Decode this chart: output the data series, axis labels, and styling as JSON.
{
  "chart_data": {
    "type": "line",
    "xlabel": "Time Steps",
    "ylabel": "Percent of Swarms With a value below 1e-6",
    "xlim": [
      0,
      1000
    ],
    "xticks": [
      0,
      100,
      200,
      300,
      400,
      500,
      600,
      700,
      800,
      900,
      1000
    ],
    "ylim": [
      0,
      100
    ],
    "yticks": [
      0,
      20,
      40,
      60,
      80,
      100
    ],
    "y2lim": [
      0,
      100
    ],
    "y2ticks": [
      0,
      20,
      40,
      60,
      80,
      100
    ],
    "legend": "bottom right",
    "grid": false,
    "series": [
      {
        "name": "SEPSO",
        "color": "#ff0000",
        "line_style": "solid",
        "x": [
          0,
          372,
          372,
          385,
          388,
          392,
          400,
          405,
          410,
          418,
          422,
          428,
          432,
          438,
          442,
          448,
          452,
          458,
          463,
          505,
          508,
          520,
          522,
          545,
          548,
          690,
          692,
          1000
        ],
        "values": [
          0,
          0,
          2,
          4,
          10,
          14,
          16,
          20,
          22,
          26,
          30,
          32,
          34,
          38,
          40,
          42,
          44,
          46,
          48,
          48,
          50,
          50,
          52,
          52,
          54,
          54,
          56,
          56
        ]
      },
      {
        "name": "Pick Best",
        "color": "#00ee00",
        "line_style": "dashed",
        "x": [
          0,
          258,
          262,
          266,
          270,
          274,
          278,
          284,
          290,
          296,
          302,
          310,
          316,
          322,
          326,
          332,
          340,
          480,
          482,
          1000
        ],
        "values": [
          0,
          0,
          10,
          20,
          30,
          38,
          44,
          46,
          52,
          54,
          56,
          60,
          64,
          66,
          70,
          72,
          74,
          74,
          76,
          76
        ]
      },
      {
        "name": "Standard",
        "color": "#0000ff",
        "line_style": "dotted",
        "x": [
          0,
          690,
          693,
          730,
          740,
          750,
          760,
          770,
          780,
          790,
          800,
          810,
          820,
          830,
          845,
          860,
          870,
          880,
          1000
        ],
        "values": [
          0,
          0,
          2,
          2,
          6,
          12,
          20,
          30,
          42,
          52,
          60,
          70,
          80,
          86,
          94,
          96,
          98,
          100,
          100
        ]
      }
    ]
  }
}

**What the task asks:**
Show the lines where the word "color" appears in the entries.

**Reply:**
        "color": "#ff0000",
        "color": "#00ee00",
        "color": "#0000ff",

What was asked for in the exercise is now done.